■ **What you need to do**
Show every line in the records below that contains the word "title".

Records that describe figures
________________________________________
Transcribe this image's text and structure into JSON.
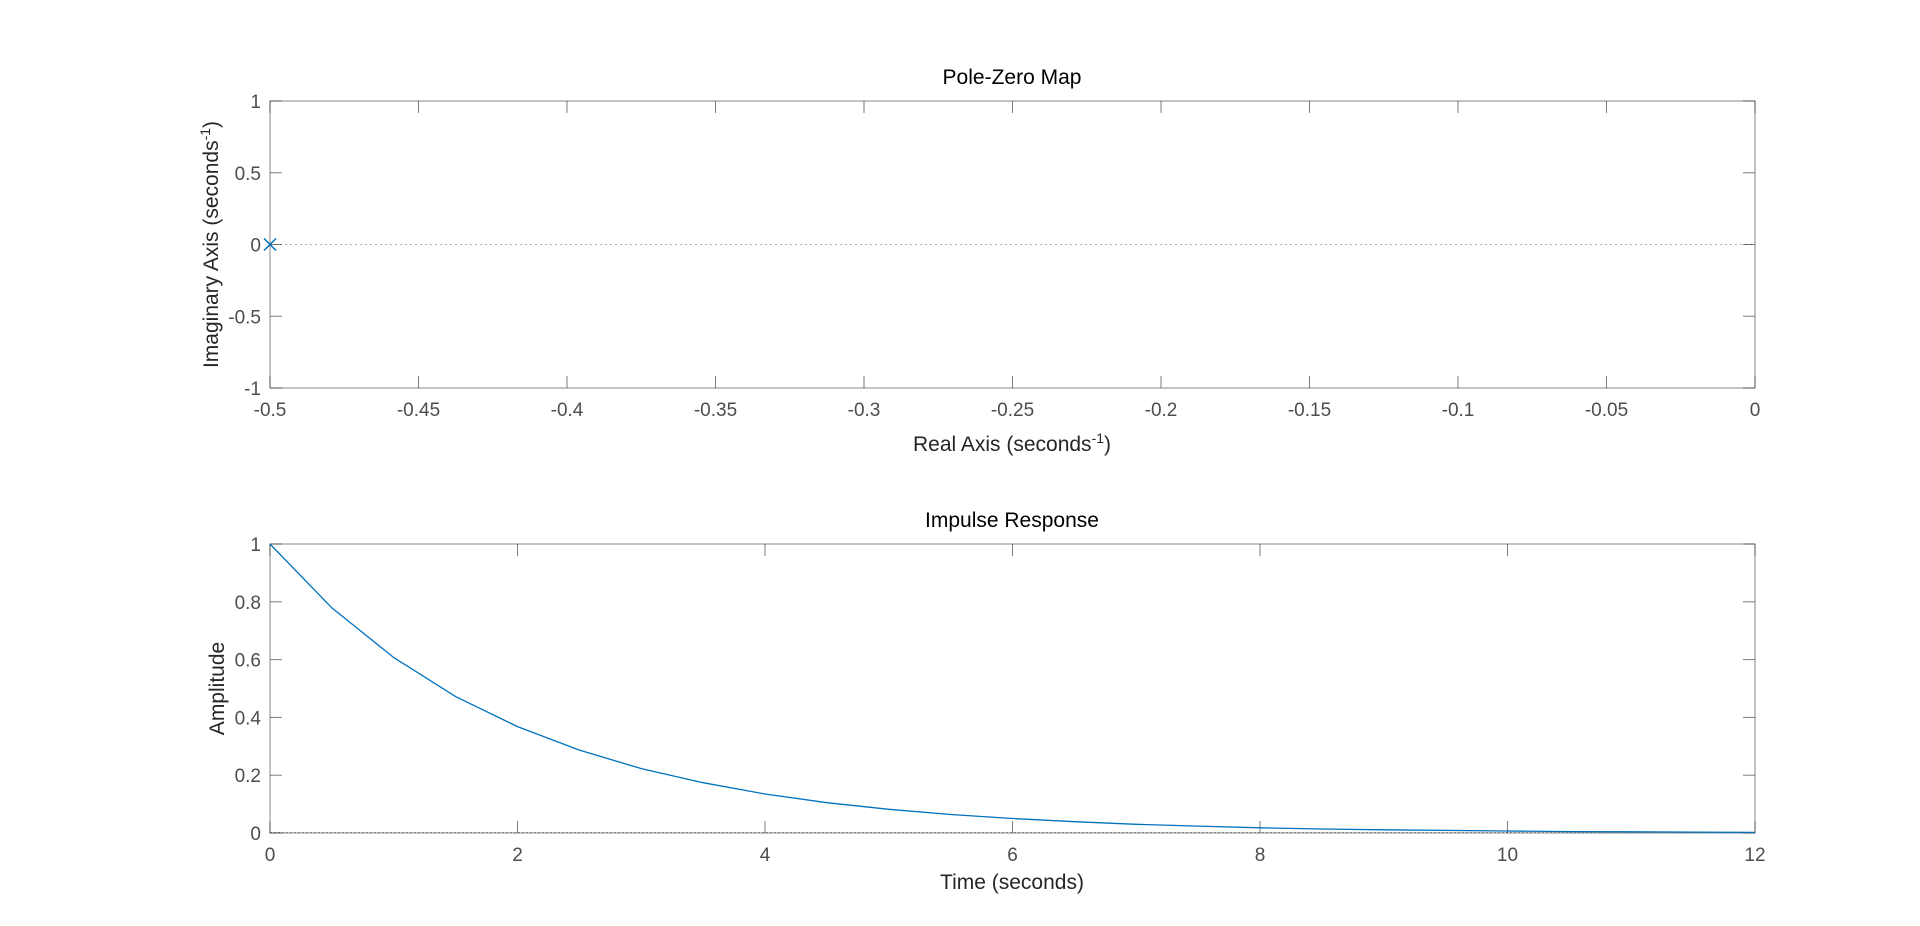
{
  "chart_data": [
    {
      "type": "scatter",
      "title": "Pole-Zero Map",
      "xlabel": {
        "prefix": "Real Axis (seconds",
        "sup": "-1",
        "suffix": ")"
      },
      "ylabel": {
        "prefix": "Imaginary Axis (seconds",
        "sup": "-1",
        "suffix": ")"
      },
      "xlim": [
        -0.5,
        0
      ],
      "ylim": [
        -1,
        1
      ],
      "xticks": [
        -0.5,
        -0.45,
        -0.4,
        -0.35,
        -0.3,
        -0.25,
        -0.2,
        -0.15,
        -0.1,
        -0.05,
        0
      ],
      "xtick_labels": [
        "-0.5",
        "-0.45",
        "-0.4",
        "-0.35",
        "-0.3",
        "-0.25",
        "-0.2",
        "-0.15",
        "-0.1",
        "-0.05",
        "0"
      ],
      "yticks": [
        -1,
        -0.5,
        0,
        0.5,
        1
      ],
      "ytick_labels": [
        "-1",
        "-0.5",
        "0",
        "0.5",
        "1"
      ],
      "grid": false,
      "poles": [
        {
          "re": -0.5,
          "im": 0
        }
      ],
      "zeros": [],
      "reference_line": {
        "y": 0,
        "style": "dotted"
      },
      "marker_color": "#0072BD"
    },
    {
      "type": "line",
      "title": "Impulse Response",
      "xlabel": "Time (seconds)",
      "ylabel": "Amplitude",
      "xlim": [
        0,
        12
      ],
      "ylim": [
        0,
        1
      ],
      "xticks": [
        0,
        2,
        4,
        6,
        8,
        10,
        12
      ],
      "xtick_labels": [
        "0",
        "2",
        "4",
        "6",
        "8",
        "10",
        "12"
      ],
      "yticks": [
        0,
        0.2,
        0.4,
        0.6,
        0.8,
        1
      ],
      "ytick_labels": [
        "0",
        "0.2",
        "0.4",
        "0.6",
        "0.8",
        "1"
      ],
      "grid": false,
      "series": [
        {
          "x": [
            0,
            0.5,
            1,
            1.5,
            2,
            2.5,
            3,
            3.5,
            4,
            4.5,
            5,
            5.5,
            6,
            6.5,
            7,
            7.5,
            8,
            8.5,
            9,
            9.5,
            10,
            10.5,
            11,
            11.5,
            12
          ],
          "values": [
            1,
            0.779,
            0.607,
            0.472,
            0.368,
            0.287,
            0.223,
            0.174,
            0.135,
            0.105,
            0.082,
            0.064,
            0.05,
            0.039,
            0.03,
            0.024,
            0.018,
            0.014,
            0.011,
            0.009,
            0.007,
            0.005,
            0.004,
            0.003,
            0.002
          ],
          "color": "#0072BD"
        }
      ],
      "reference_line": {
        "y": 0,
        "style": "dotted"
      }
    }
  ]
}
________________________________________
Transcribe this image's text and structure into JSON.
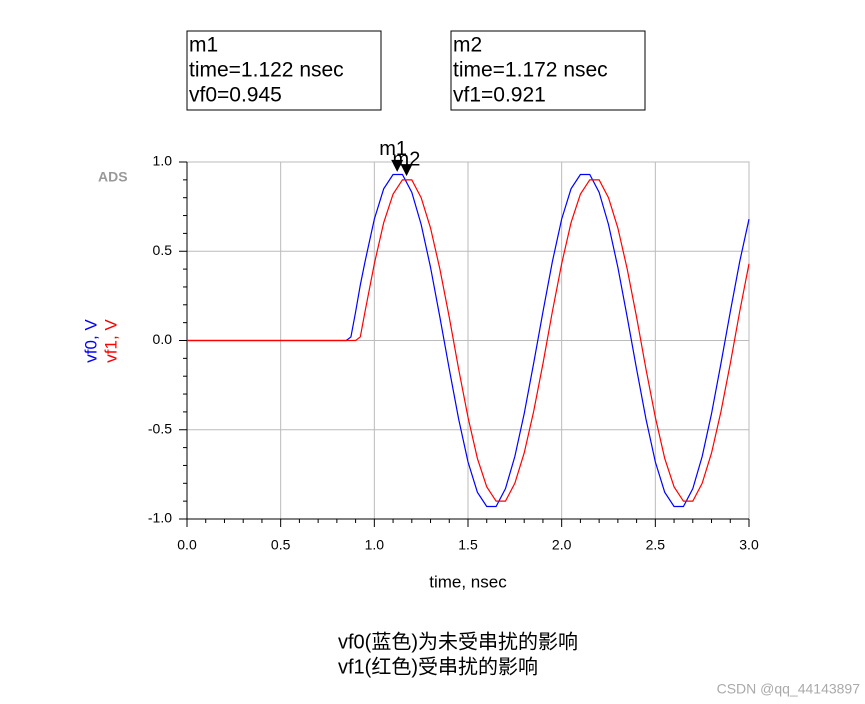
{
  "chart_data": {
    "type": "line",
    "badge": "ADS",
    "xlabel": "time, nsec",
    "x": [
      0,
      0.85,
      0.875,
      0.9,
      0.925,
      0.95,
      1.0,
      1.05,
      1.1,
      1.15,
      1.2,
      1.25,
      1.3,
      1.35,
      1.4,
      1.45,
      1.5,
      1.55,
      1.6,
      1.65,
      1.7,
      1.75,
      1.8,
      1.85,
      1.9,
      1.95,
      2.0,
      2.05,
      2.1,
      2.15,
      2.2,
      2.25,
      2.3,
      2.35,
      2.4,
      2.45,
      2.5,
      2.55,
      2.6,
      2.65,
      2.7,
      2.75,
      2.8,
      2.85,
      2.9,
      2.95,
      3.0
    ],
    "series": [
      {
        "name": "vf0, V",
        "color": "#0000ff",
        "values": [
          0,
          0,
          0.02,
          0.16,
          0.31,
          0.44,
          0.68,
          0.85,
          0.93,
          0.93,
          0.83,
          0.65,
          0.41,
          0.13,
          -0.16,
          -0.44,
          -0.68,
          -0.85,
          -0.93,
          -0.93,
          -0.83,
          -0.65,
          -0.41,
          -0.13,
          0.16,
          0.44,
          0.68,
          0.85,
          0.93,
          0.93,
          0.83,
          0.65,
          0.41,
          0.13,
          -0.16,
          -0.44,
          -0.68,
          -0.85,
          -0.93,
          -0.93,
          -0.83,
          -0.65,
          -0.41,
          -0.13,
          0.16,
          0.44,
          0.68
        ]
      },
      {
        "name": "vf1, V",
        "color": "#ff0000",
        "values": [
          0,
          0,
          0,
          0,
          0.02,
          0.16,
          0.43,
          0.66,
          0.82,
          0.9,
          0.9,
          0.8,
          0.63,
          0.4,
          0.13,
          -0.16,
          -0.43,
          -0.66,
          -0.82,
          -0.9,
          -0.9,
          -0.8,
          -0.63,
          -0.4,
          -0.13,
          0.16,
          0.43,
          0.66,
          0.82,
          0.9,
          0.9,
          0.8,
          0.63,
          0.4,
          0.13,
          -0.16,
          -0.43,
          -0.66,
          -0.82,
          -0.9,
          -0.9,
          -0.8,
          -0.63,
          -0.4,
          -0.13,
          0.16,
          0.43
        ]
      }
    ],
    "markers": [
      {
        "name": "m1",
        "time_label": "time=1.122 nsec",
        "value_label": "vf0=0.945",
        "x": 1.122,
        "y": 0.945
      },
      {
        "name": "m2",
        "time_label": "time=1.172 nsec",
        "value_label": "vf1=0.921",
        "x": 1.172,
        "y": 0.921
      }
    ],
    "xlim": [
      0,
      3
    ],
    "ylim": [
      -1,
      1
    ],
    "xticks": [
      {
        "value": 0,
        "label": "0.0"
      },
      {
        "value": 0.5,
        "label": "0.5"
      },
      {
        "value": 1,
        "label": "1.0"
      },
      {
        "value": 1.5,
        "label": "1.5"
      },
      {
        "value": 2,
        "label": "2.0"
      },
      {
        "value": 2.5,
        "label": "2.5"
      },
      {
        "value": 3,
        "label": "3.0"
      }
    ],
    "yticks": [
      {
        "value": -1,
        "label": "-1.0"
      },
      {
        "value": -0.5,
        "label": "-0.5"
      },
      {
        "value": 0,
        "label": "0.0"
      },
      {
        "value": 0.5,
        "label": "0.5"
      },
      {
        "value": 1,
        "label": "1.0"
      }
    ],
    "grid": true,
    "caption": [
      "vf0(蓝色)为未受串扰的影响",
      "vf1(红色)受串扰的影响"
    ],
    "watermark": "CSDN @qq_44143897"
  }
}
________________________________________
■ **Written reply**
      "title": "Pole-Zero Map",
      "title": "Impulse Response",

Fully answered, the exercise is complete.